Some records
Start
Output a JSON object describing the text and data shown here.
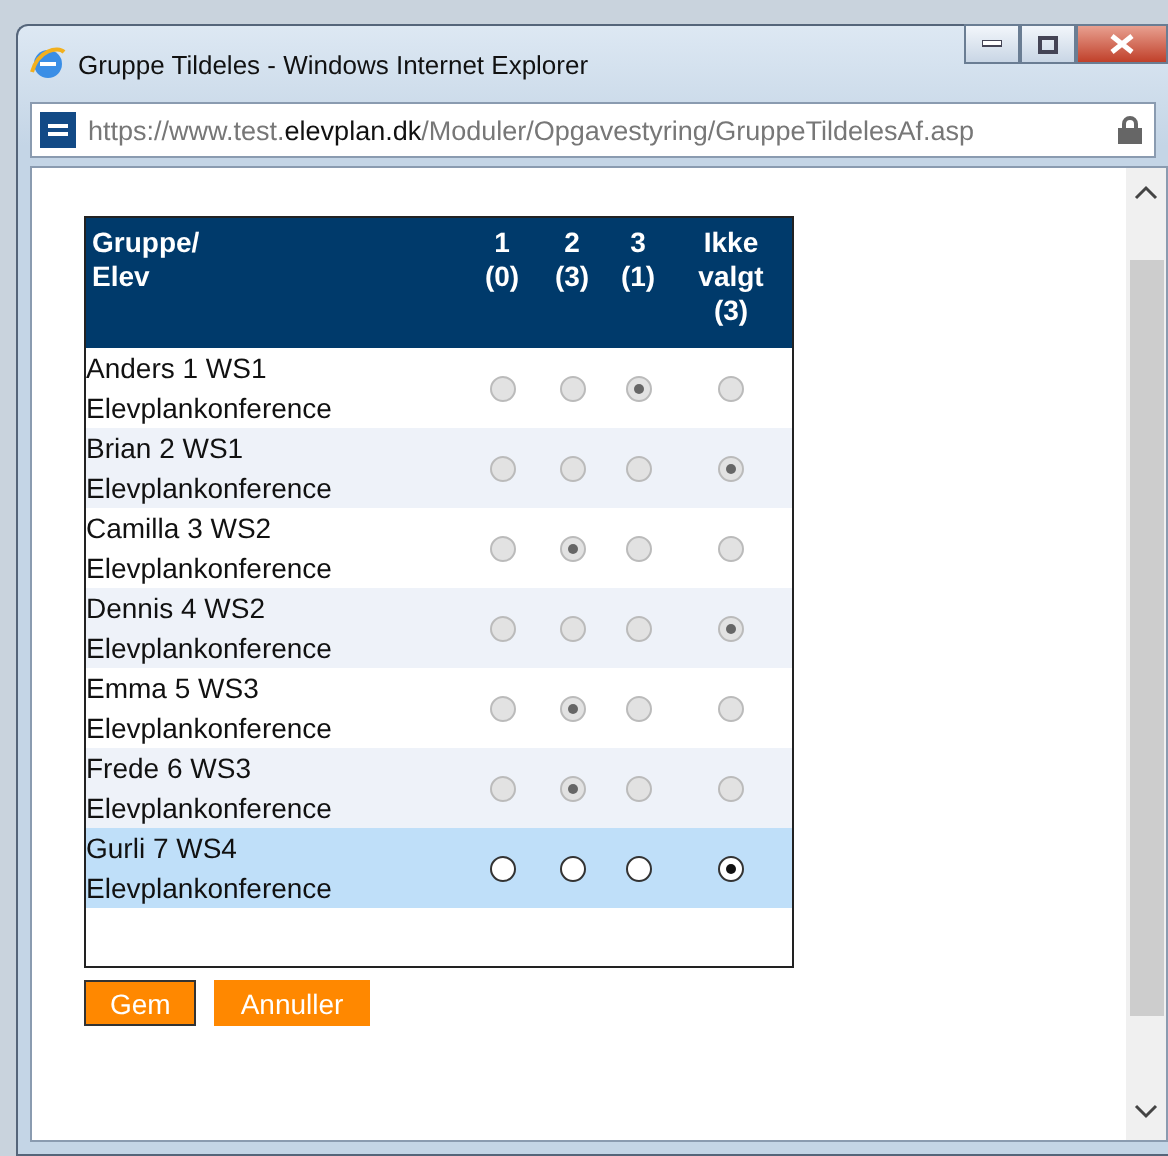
{
  "window": {
    "title": "Gruppe Tildeles - Windows Internet Explorer"
  },
  "address_bar": {
    "url": "https://www.test.**elevplan.dk**/Moduler/Opgavestyring/GruppeTildelesAf.asp"
  },
  "table": {
    "columns": [
      "Gruppe/\nElev",
      "1\n(0)",
      "2\n(3)",
      "3\n(1)",
      "Ikke\nvalgt\n(3)"
    ],
    "rows": [
      {
        "name": "Anders 1 WS1\nElevplankonference",
        "disabled": true,
        "highlighted": false,
        "options": [
          {
            "selected": false
          },
          {
            "selected": false
          },
          {
            "selected": true
          },
          {
            "selected": false
          }
        ]
      },
      {
        "name": "Brian 2 WS1\nElevplankonference",
        "disabled": true,
        "highlighted": false,
        "options": [
          {
            "selected": false
          },
          {
            "selected": false
          },
          {
            "selected": false
          },
          {
            "selected": true
          }
        ]
      },
      {
        "name": "Camilla 3 WS2\nElevplankonference",
        "disabled": true,
        "highlighted": false,
        "options": [
          {
            "selected": false
          },
          {
            "selected": true
          },
          {
            "selected": false
          },
          {
            "selected": false
          }
        ]
      },
      {
        "name": "Dennis 4 WS2\nElevplankonference",
        "disabled": true,
        "highlighted": false,
        "options": [
          {
            "selected": false
          },
          {
            "selected": false
          },
          {
            "selected": false
          },
          {
            "selected": true
          }
        ]
      },
      {
        "name": "Emma 5 WS3\nElevplankonference",
        "disabled": true,
        "highlighted": false,
        "options": [
          {
            "selected": false
          },
          {
            "selected": true
          },
          {
            "selected": false
          },
          {
            "selected": false
          }
        ]
      },
      {
        "name": "Frede 6 WS3\nElevplankonference",
        "disabled": true,
        "highlighted": false,
        "options": [
          {
            "selected": false
          },
          {
            "selected": true
          },
          {
            "selected": false
          },
          {
            "selected": false
          }
        ]
      },
      {
        "name": "Gurli 7 WS4\nElevplankonference",
        "disabled": false,
        "highlighted": true,
        "options": [
          {
            "selected": false
          },
          {
            "selected": false
          },
          {
            "selected": false
          },
          {
            "selected": true
          }
        ]
      }
    ]
  },
  "buttons": [
    {
      "label": "Gem",
      "focused": true
    },
    {
      "label": "Annuller",
      "focused": false
    }
  ]
}
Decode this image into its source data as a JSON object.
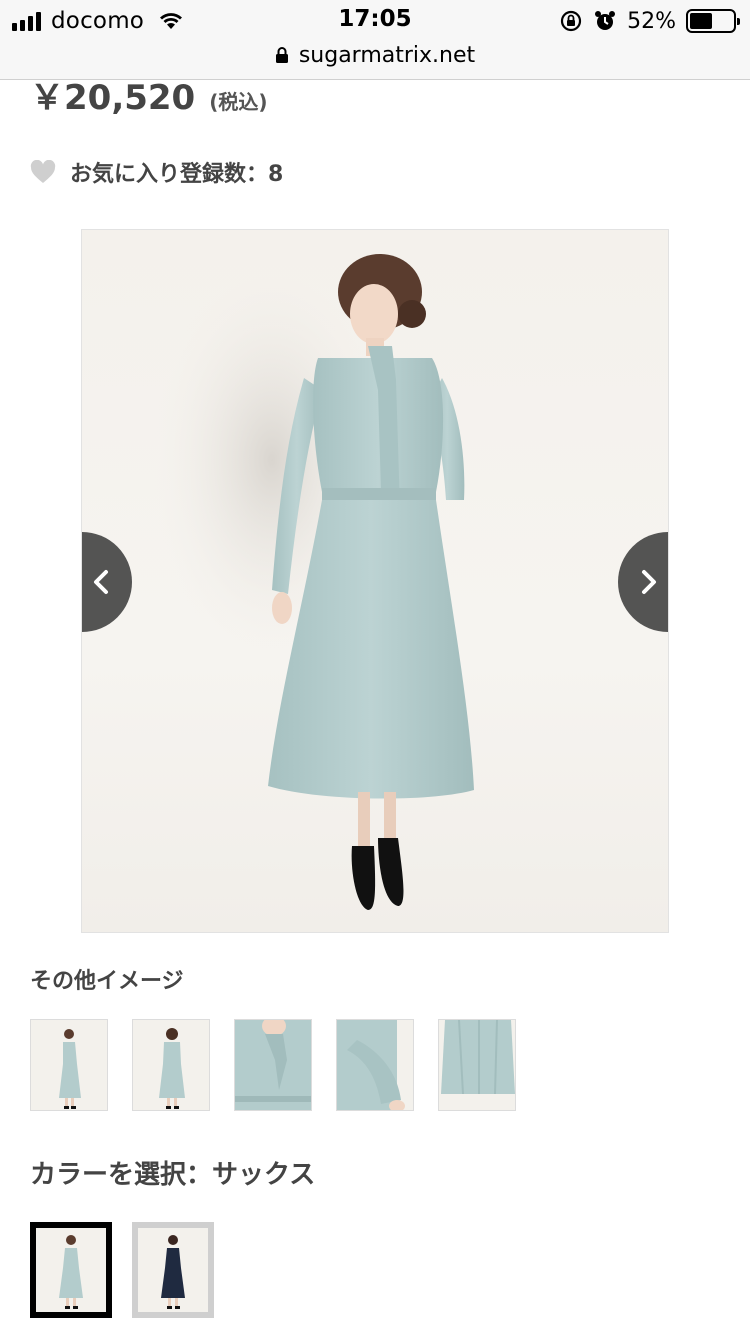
End
# REQUEST
Note each line of the entries that has "nElevplankonference" in it, and copy those lines.

# WRITTEN SOLUTION
        "name": "Anders 1 WS1\nElevplankonference",
        "name": "Brian 2 WS1\nElevplankonference",
        "name": "Camilla 3 WS2\nElevplankonference",
        "name": "Dennis 4 WS2\nElevplankonference",
        "name": "Emma 5 WS3\nElevplankonference",
        "name": "Frede 6 WS3\nElevplankonference",
        "name": "Gurli 7 WS4\nElevplankonference",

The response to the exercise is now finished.